Raw data: Begin

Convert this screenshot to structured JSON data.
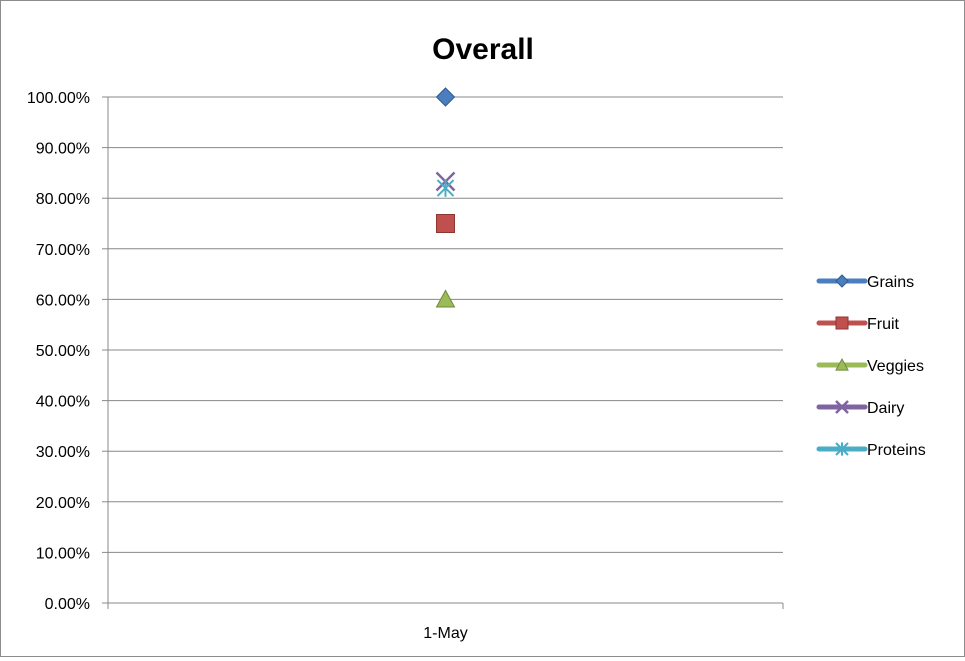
{
  "chart_data": {
    "type": "line",
    "title": "Overall",
    "categories": [
      "1-May"
    ],
    "y_ticks": [
      "0.00%",
      "10.00%",
      "20.00%",
      "30.00%",
      "40.00%",
      "50.00%",
      "60.00%",
      "70.00%",
      "80.00%",
      "90.00%",
      "100.00%"
    ],
    "ylim": [
      0,
      100
    ],
    "y_unit": "percent",
    "grid": true,
    "legend_position": "right",
    "series": [
      {
        "name": "Grains",
        "values": [
          100
        ],
        "color": "#4a7ebf",
        "marker": "diamond"
      },
      {
        "name": "Fruit",
        "values": [
          75
        ],
        "color": "#c0504d",
        "marker": "square"
      },
      {
        "name": "Veggies",
        "values": [
          60
        ],
        "color": "#9bbb59",
        "marker": "triangle"
      },
      {
        "name": "Dairy",
        "values": [
          83.3
        ],
        "color": "#8064a2",
        "marker": "x"
      },
      {
        "name": "Proteins",
        "values": [
          82
        ],
        "color": "#4bacc6",
        "marker": "asterisk"
      }
    ]
  }
}
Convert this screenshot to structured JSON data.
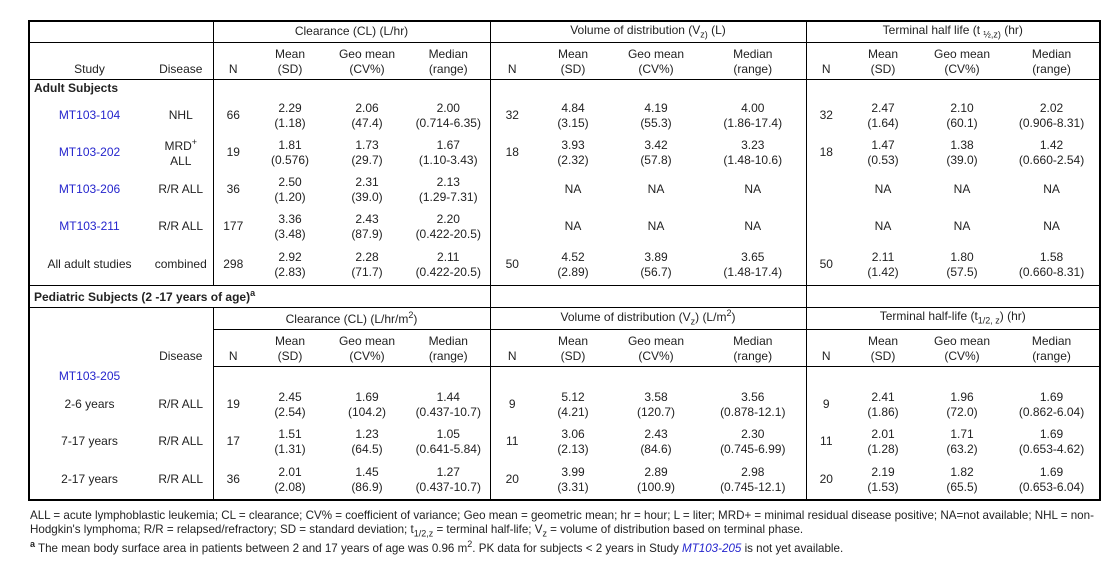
{
  "colors": {
    "link_blue": "#2525cd",
    "text": "#222222",
    "border": "#000000"
  },
  "header": {
    "study": "Study",
    "disease": "Disease",
    "sub": {
      "n": "N",
      "mean": "Mean\n(SD)",
      "geo": "Geo mean\n(CV%)",
      "median": "Median\n(range)"
    }
  },
  "adult": {
    "section_title": "Adult Subjects",
    "groups": [
      {
        "title": "Clearance (CL) (L/hr)"
      },
      {
        "title": "Volume of distribution (V~z)~ (L)"
      },
      {
        "title": "Terminal half life (t ~½,z)~ (hr)"
      }
    ],
    "rows": [
      {
        "study": "MT103-104",
        "disease": "NHL",
        "cl": {
          "n": "66",
          "mean": "2.29\n(1.18)",
          "geo": "2.06\n(47.4)",
          "median": "2.00\n(0.714-6.35)"
        },
        "vd": {
          "n": "32",
          "mean": "4.84\n(3.15)",
          "geo": "4.19\n(55.3)",
          "median": "4.00\n(1.86-17.4)"
        },
        "hl": {
          "n": "32",
          "mean": "2.47\n(1.64)",
          "geo": "2.10\n(60.1)",
          "median": "2.02\n(0.906-8.31)"
        }
      },
      {
        "study": "MT103-202",
        "disease": "MRD^+^\nALL",
        "cl": {
          "n": "19",
          "mean": "1.81\n(0.576)",
          "geo": "1.73\n(29.7)",
          "median": "1.67\n(1.10-3.43)"
        },
        "vd": {
          "n": "18",
          "mean": "3.93\n(2.32)",
          "geo": "3.42\n(57.8)",
          "median": "3.23\n(1.48-10.6)"
        },
        "hl": {
          "n": "18",
          "mean": "1.47\n(0.53)",
          "geo": "1.38\n(39.0)",
          "median": "1.42\n(0.660-2.54)"
        }
      },
      {
        "study": "MT103-206",
        "disease": "R/R ALL",
        "cl": {
          "n": "36",
          "mean": "2.50\n(1.20)",
          "geo": "2.31\n(39.0)",
          "median": "2.13\n(1.29-7.31)"
        },
        "vd": {
          "n": "",
          "mean": "NA",
          "geo": "NA",
          "median": "NA"
        },
        "hl": {
          "n": "",
          "mean": "NA",
          "geo": "NA",
          "median": "NA"
        }
      },
      {
        "study": "MT103-211",
        "disease": "R/R ALL",
        "cl": {
          "n": "177",
          "mean": "3.36\n(3.48)",
          "geo": "2.43\n(87.9)",
          "median": "2.20\n(0.422-20.5)"
        },
        "vd": {
          "n": "",
          "mean": "NA",
          "geo": "NA",
          "median": "NA"
        },
        "hl": {
          "n": "",
          "mean": "NA",
          "geo": "NA",
          "median": "NA"
        }
      },
      {
        "study": "All adult studies",
        "disease": "combined",
        "cl": {
          "n": "298",
          "mean": "2.92\n(2.83)",
          "geo": "2.28\n(71.7)",
          "median": "2.11\n(0.422-20.5)"
        },
        "vd": {
          "n": "50",
          "mean": "4.52\n(2.89)",
          "geo": "3.89\n(56.7)",
          "median": "3.65\n(1.48-17.4)"
        },
        "hl": {
          "n": "50",
          "mean": "2.11\n(1.42)",
          "geo": "1.80\n(57.5)",
          "median": "1.58\n(0.660-8.31)"
        }
      }
    ]
  },
  "pediatric": {
    "section_title": "Pediatric Subjects (2 -17 years of age)^a^",
    "groups": [
      {
        "title": "Clearance (CL) (L/hr/m^2^)"
      },
      {
        "title": "Volume of distribution (V~z~) (L/m^2^)"
      },
      {
        "title": "Terminal half-life (t~1/2, z~) (hr)"
      }
    ],
    "study_label": "MT103-205",
    "rows": [
      {
        "study": "2-6 years",
        "disease": "R/R ALL",
        "cl": {
          "n": "19",
          "mean": "2.45\n(2.54)",
          "geo": "1.69\n(104.2)",
          "median": "1.44\n(0.437-10.7)"
        },
        "vd": {
          "n": "9",
          "mean": "5.12\n(4.21)",
          "geo": "3.58\n(120.7)",
          "median": "3.56\n(0.878-12.1)"
        },
        "hl": {
          "n": "9",
          "mean": "2.41\n(1.86)",
          "geo": "1.96\n(72.0)",
          "median": "1.69\n(0.862-6.04)"
        }
      },
      {
        "study": "7-17 years",
        "disease": "R/R ALL",
        "cl": {
          "n": "17",
          "mean": "1.51\n(1.31)",
          "geo": "1.23\n(64.5)",
          "median": "1.05\n(0.641-5.84)"
        },
        "vd": {
          "n": "11",
          "mean": "3.06\n(2.13)",
          "geo": "2.43\n(84.6)",
          "median": "2.30\n(0.745-6.99)"
        },
        "hl": {
          "n": "11",
          "mean": "2.01\n(1.28)",
          "geo": "1.71\n(63.2)",
          "median": "1.69\n(0.653-4.62)"
        }
      },
      {
        "study": "2-17 years",
        "disease": "R/R ALL",
        "cl": {
          "n": "36",
          "mean": "2.01\n(2.08)",
          "geo": "1.45\n(86.9)",
          "median": "1.27\n(0.437-10.7)"
        },
        "vd": {
          "n": "20",
          "mean": "3.99\n(3.31)",
          "geo": "2.89\n(100.9)",
          "median": "2.98\n(0.745-12.1)"
        },
        "hl": {
          "n": "20",
          "mean": "2.19\n(1.53)",
          "geo": "1.82\n(65.5)",
          "median": "1.69\n(0.653-6.04)"
        }
      }
    ]
  },
  "footnotes": {
    "abbrev": "ALL = acute lymphoblastic leukemia; CL = clearance; CV% = coefficient of variance; Geo mean = geometric mean; hr = hour; L = liter; MRD+ = minimal residual disease positive; NA=not available; NHL = non-Hodgkin's lymphoma; R/R = relapsed/refractory; SD = standard deviation; t~1/2,z~ = terminal half-life; V~z~ = volume of distribution based on terminal phase.",
    "a_marker": "a",
    "a_prefix": " The mean body surface area in patients between 2 and 17 years of age was 0.96 m^2^.  PK data for subjects < 2 years in Study ",
    "a_study": "MT103-205",
    "a_suffix": " is not yet available."
  }
}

Raw data: End

Work instructions:
The pictures are not part of the copy. Retype everything else in the entries exactly.

Finished task:
Convert this screenshot to structured JSON data.
{
  "chart_data": {
    "type": "line",
    "title": "Overall",
    "categories": [
      "1-May"
    ],
    "y_ticks": [
      "0.00%",
      "10.00%",
      "20.00%",
      "30.00%",
      "40.00%",
      "50.00%",
      "60.00%",
      "70.00%",
      "80.00%",
      "90.00%",
      "100.00%"
    ],
    "ylim": [
      0,
      100
    ],
    "y_unit": "percent",
    "grid": true,
    "legend_position": "right",
    "series": [
      {
        "name": "Grains",
        "values": [
          100
        ],
        "color": "#4a7ebf",
        "marker": "diamond"
      },
      {
        "name": "Fruit",
        "values": [
          75
        ],
        "color": "#c0504d",
        "marker": "square"
      },
      {
        "name": "Veggies",
        "values": [
          60
        ],
        "color": "#9bbb59",
        "marker": "triangle"
      },
      {
        "name": "Dairy",
        "values": [
          83.3
        ],
        "color": "#8064a2",
        "marker": "x"
      },
      {
        "name": "Proteins",
        "values": [
          82
        ],
        "color": "#4bacc6",
        "marker": "asterisk"
      }
    ]
  }
}
Convert this screenshot to structured JSON data.
{
  "colors": {
    "link_blue": "#2525cd",
    "text": "#222222",
    "border": "#000000"
  },
  "header": {
    "study": "Study",
    "disease": "Disease",
    "sub": {
      "n": "N",
      "mean": "Mean\n(SD)",
      "geo": "Geo mean\n(CV%)",
      "median": "Median\n(range)"
    }
  },
  "adult": {
    "section_title": "Adult Subjects",
    "groups": [
      {
        "title": "Clearance (CL) (L/hr)"
      },
      {
        "title": "Volume of distribution (V~z)~ (L)"
      },
      {
        "title": "Terminal half life (t ~½,z)~ (hr)"
      }
    ],
    "rows": [
      {
        "study": "MT103-104",
        "disease": "NHL",
        "cl": {
          "n": "66",
          "mean": "2.29\n(1.18)",
          "geo": "2.06\n(47.4)",
          "median": "2.00\n(0.714-6.35)"
        },
        "vd": {
          "n": "32",
          "mean": "4.84\n(3.15)",
          "geo": "4.19\n(55.3)",
          "median": "4.00\n(1.86-17.4)"
        },
        "hl": {
          "n": "32",
          "mean": "2.47\n(1.64)",
          "geo": "2.10\n(60.1)",
          "median": "2.02\n(0.906-8.31)"
        }
      },
      {
        "study": "MT103-202",
        "disease": "MRD^+^\nALL",
        "cl": {
          "n": "19",
          "mean": "1.81\n(0.576)",
          "geo": "1.73\n(29.7)",
          "median": "1.67\n(1.10-3.43)"
        },
        "vd": {
          "n": "18",
          "mean": "3.93\n(2.32)",
          "geo": "3.42\n(57.8)",
          "median": "3.23\n(1.48-10.6)"
        },
        "hl": {
          "n": "18",
          "mean": "1.47\n(0.53)",
          "geo": "1.38\n(39.0)",
          "median": "1.42\n(0.660-2.54)"
        }
      },
      {
        "study": "MT103-206",
        "disease": "R/R ALL",
        "cl": {
          "n": "36",
          "mean": "2.50\n(1.20)",
          "geo": "2.31\n(39.0)",
          "median": "2.13\n(1.29-7.31)"
        },
        "vd": {
          "n": "",
          "mean": "NA",
          "geo": "NA",
          "median": "NA"
        },
        "hl": {
          "n": "",
          "mean": "NA",
          "geo": "NA",
          "median": "NA"
        }
      },
      {
        "study": "MT103-211",
        "disease": "R/R ALL",
        "cl": {
          "n": "177",
          "mean": "3.36\n(3.48)",
          "geo": "2.43\n(87.9)",
          "median": "2.20\n(0.422-20.5)"
        },
        "vd": {
          "n": "",
          "mean": "NA",
          "geo": "NA",
          "median": "NA"
        },
        "hl": {
          "n": "",
          "mean": "NA",
          "geo": "NA",
          "median": "NA"
        }
      },
      {
        "study": "All adult studies",
        "disease": "combined",
        "cl": {
          "n": "298",
          "mean": "2.92\n(2.83)",
          "geo": "2.28\n(71.7)",
          "median": "2.11\n(0.422-20.5)"
        },
        "vd": {
          "n": "50",
          "mean": "4.52\n(2.89)",
          "geo": "3.89\n(56.7)",
          "median": "3.65\n(1.48-17.4)"
        },
        "hl": {
          "n": "50",
          "mean": "2.11\n(1.42)",
          "geo": "1.80\n(57.5)",
          "median": "1.58\n(0.660-8.31)"
        }
      }
    ]
  },
  "pediatric": {
    "section_title": "Pediatric Subjects (2 -17 years of age)^a^",
    "groups": [
      {
        "title": "Clearance (CL) (L/hr/m^2^)"
      },
      {
        "title": "Volume of distribution (V~z~) (L/m^2^)"
      },
      {
        "title": "Terminal half-life (t~1/2, z~) (hr)"
      }
    ],
    "study_label": "MT103-205",
    "rows": [
      {
        "study": "2-6 years",
        "disease": "R/R ALL",
        "cl": {
          "n": "19",
          "mean": "2.45\n(2.54)",
          "geo": "1.69\n(104.2)",
          "median": "1.44\n(0.437-10.7)"
        },
        "vd": {
          "n": "9",
          "mean": "5.12\n(4.21)",
          "geo": "3.58\n(120.7)",
          "median": "3.56\n(0.878-12.1)"
        },
        "hl": {
          "n": "9",
          "mean": "2.41\n(1.86)",
          "geo": "1.96\n(72.0)",
          "median": "1.69\n(0.862-6.04)"
        }
      },
      {
        "study": "7-17 years",
        "disease": "R/R ALL",
        "cl": {
          "n": "17",
          "mean": "1.51\n(1.31)",
          "geo": "1.23\n(64.5)",
          "median": "1.05\n(0.641-5.84)"
        },
        "vd": {
          "n": "11",
          "mean": "3.06\n(2.13)",
          "geo": "2.43\n(84.6)",
          "median": "2.30\n(0.745-6.99)"
        },
        "hl": {
          "n": "11",
          "mean": "2.01\n(1.28)",
          "geo": "1.71\n(63.2)",
          "median": "1.69\n(0.653-4.62)"
        }
      },
      {
        "study": "2-17 years",
        "disease": "R/R ALL",
        "cl": {
          "n": "36",
          "mean": "2.01\n(2.08)",
          "geo": "1.45\n(86.9)",
          "median": "1.27\n(0.437-10.7)"
        },
        "vd": {
          "n": "20",
          "mean": "3.99\n(3.31)",
          "geo": "2.89\n(100.9)",
          "median": "2.98\n(0.745-12.1)"
        },
        "hl": {
          "n": "20",
          "mean": "2.19\n(1.53)",
          "geo": "1.82\n(65.5)",
          "median": "1.69\n(0.653-6.04)"
        }
      }
    ]
  },
  "footnotes": {
    "abbrev": "ALL = acute lymphoblastic leukemia; CL = clearance; CV% = coefficient of variance; Geo mean = geometric mean; hr = hour; L = liter; MRD+ = minimal residual disease positive; NA=not available; NHL = non-Hodgkin's lymphoma; R/R = relapsed/refractory; SD = standard deviation; t~1/2,z~ = terminal half-life; V~z~ = volume of distribution based on terminal phase.",
    "a_marker": "a",
    "a_prefix": " The mean body surface area in patients between 2 and 17 years of age was 0.96 m^2^.  PK data for subjects < 2 years in Study ",
    "a_study": "MT103-205",
    "a_suffix": " is not yet available."
  }
}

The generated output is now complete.